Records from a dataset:
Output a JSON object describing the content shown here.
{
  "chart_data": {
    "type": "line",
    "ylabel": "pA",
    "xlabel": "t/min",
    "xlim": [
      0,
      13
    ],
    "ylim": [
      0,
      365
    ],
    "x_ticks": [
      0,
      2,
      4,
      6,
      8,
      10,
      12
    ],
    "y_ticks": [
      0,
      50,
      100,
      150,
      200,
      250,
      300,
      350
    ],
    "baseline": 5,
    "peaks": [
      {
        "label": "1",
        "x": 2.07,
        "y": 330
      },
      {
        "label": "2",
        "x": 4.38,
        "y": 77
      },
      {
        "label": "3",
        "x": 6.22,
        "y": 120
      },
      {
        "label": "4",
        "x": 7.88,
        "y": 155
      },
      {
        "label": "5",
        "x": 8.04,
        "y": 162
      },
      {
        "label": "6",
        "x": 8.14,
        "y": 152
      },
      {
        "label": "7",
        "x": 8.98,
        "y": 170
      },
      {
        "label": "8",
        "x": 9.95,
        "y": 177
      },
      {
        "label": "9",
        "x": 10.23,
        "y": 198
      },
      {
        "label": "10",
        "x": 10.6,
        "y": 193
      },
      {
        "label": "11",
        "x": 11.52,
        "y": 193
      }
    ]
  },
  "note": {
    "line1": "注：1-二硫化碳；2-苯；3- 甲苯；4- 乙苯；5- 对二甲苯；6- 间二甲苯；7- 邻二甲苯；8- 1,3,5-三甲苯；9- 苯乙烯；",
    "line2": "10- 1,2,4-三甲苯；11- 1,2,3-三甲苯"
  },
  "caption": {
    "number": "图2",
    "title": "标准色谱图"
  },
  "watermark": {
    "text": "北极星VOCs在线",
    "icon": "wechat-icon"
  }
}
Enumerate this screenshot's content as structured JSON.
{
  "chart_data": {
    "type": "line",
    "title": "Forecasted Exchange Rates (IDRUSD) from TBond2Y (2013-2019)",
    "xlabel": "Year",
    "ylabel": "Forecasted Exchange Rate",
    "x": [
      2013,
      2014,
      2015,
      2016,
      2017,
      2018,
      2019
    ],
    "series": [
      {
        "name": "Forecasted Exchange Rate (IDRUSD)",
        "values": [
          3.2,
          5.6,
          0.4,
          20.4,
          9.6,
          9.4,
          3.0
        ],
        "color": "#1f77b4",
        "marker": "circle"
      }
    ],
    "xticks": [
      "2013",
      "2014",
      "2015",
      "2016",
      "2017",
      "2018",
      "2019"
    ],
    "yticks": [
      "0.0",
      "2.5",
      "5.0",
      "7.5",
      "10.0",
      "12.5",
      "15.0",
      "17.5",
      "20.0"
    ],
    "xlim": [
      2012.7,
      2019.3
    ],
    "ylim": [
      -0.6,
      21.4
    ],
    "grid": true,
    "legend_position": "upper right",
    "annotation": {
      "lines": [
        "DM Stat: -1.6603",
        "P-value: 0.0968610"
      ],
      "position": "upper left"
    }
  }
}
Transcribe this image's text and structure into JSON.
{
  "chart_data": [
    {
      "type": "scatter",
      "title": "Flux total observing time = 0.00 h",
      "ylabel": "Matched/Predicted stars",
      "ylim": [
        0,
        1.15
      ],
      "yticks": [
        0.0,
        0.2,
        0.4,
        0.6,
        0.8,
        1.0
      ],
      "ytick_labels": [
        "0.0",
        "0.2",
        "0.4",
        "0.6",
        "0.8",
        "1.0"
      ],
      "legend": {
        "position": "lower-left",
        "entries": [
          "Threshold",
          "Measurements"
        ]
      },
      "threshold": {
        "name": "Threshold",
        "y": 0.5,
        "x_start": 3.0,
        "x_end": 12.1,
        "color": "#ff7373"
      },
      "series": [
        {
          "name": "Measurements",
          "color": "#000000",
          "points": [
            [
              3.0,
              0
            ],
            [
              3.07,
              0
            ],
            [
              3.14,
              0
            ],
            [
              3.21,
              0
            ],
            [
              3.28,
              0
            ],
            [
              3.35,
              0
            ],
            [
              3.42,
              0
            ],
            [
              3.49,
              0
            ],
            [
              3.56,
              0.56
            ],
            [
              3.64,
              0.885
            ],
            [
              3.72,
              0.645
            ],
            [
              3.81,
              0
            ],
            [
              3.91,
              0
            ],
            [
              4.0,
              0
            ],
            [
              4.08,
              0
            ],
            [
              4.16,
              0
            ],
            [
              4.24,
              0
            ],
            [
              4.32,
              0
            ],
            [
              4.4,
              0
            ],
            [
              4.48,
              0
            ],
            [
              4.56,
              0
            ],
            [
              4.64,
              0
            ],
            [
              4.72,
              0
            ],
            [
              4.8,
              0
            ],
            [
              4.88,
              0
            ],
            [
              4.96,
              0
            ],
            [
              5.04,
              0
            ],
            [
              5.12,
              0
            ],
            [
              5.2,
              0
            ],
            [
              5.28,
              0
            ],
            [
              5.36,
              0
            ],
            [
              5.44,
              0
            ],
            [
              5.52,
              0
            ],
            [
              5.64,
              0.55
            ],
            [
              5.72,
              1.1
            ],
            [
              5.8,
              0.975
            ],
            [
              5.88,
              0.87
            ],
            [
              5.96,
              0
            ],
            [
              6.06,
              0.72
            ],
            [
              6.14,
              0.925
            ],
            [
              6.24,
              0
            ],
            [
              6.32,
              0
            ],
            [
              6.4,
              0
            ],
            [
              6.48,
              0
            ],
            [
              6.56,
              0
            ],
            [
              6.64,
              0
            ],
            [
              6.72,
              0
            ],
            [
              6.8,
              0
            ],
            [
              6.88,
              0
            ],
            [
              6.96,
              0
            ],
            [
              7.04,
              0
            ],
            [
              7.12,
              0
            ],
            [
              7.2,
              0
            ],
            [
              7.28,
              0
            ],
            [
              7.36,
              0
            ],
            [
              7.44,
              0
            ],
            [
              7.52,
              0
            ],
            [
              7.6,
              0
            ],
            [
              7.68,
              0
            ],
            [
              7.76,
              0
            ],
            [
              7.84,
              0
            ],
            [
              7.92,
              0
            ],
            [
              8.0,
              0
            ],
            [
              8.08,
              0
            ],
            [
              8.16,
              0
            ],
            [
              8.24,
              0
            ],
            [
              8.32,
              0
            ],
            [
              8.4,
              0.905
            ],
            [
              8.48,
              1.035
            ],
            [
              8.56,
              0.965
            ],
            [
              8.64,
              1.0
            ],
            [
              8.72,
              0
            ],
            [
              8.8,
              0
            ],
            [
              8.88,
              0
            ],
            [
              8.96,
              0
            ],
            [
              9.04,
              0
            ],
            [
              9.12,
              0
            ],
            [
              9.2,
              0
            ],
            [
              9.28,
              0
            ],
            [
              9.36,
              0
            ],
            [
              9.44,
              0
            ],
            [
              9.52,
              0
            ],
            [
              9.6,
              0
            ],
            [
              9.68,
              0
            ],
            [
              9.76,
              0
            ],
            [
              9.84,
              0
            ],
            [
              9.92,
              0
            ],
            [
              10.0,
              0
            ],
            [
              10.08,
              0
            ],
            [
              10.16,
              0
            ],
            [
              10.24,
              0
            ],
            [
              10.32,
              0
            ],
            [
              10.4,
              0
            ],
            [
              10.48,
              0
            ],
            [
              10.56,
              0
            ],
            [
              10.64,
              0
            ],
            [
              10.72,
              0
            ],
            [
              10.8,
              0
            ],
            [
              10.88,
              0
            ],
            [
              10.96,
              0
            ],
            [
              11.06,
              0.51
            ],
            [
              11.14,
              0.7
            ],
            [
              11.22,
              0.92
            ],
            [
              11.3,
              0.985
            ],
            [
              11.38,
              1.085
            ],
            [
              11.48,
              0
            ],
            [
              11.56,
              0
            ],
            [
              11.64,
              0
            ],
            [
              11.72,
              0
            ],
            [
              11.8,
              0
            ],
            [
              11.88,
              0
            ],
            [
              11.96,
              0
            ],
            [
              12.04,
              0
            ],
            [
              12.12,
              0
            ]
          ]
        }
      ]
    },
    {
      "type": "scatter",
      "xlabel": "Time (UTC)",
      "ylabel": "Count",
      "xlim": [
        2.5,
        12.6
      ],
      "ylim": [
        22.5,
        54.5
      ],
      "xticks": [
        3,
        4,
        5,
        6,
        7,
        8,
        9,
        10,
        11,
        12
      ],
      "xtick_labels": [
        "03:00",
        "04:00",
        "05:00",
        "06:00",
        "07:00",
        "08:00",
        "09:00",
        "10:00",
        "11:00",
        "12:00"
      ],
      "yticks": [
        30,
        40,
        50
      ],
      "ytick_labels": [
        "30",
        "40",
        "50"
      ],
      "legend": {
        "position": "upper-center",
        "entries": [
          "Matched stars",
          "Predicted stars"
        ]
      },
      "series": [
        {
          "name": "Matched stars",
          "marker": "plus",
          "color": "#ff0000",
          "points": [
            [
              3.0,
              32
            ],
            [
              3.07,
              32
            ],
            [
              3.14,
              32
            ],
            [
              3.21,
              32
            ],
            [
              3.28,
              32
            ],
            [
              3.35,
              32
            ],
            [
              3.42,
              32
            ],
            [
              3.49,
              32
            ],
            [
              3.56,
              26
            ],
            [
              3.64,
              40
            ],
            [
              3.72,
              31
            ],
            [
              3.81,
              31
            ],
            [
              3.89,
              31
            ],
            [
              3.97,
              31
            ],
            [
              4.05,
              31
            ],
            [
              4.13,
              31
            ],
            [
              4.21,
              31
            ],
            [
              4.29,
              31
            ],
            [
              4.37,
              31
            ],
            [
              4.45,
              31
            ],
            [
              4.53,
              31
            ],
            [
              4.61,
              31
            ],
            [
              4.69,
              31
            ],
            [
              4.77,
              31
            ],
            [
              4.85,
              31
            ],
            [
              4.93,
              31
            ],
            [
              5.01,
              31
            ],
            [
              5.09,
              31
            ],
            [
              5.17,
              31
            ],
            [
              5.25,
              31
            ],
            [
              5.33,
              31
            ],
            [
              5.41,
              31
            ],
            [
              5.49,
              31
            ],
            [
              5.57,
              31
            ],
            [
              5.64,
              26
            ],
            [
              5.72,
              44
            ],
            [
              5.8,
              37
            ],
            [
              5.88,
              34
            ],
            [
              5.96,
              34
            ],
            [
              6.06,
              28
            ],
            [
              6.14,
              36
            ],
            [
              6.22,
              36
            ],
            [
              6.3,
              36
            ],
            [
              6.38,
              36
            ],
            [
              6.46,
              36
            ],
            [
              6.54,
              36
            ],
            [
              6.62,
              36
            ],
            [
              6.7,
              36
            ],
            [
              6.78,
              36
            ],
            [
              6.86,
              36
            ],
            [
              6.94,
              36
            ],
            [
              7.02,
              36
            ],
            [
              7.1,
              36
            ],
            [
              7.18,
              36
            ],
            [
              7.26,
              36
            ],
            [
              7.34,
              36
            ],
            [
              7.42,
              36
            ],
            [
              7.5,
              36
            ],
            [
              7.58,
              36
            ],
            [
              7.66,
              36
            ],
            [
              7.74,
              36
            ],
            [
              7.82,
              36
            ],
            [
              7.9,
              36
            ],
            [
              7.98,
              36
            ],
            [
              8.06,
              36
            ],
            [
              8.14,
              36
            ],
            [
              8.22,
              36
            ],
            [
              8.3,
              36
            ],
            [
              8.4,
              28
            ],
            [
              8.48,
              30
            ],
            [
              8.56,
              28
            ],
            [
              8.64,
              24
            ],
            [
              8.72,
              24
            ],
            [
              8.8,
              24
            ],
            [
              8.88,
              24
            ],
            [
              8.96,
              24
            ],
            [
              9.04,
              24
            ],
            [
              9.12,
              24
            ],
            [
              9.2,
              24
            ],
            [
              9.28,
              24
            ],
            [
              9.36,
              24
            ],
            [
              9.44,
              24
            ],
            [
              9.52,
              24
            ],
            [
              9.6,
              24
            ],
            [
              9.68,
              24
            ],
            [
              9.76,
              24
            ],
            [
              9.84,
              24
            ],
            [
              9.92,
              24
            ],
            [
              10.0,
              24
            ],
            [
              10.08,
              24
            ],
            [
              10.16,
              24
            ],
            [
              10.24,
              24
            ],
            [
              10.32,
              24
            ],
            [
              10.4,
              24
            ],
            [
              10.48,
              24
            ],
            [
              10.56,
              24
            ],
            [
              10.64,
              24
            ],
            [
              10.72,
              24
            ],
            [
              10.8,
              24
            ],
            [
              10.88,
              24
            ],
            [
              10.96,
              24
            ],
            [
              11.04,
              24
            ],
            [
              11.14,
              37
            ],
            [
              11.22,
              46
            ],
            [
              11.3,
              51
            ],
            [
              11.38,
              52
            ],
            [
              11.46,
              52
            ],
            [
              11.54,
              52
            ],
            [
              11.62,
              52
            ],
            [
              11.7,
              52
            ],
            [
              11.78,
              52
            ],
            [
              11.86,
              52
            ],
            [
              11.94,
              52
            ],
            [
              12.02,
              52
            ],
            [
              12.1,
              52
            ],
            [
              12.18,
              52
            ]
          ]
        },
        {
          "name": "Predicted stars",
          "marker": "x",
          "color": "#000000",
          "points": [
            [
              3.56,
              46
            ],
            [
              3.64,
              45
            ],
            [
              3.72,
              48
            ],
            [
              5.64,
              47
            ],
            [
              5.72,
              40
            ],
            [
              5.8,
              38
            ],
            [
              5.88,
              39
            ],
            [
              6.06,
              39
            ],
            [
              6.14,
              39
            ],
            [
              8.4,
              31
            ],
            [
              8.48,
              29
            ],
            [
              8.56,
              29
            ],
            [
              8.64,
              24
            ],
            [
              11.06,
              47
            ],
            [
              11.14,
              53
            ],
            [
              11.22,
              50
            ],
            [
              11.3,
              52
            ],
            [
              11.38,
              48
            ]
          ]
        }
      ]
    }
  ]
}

- WHAT THE TASK REQUIRES -
Pick out the lines containing the string "name".

- ANSWER TO THIS EXERCISE -
        "name": "Forecasted Exchange Rate (IDRUSD)",
        "name": "Threshold",
          "name": "Measurements",
          "name": "Matched stars",
          "name": "Predicted stars",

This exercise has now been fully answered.